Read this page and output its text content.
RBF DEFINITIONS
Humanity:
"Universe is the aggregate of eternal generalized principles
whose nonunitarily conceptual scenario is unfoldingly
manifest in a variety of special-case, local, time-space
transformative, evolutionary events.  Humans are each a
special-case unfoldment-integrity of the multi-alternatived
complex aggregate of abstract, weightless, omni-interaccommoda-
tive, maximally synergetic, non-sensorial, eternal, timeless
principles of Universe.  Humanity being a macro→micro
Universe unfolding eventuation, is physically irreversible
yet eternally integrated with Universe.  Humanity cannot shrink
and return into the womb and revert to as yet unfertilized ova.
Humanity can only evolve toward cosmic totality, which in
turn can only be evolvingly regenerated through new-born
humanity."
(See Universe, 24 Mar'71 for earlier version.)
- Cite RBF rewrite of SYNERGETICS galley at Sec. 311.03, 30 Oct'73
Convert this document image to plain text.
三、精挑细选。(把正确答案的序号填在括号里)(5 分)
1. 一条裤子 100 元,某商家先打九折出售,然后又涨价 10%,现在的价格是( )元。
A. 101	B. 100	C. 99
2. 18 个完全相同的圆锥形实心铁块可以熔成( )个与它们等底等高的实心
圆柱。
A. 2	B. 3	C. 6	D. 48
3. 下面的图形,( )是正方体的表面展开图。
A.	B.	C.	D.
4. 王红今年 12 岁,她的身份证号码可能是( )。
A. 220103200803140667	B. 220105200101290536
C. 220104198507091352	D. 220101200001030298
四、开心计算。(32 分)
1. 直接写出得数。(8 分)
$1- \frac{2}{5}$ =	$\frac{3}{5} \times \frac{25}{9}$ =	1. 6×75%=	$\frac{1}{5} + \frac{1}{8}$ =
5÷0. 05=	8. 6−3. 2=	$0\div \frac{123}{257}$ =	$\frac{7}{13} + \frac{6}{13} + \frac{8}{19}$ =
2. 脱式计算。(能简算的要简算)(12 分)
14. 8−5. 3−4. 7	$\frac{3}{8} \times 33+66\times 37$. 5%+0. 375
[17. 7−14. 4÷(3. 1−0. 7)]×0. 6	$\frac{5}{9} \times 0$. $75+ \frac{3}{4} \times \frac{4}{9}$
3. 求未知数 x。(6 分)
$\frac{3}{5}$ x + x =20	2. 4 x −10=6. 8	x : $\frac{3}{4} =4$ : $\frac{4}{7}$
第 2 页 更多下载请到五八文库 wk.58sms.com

WHAT TO WORK ON: Go through the entries and return each line where the word "this" appears.

ANSWER TO THE PROBLEM:
Read this page and output its text content.
Convert this document image to plain text.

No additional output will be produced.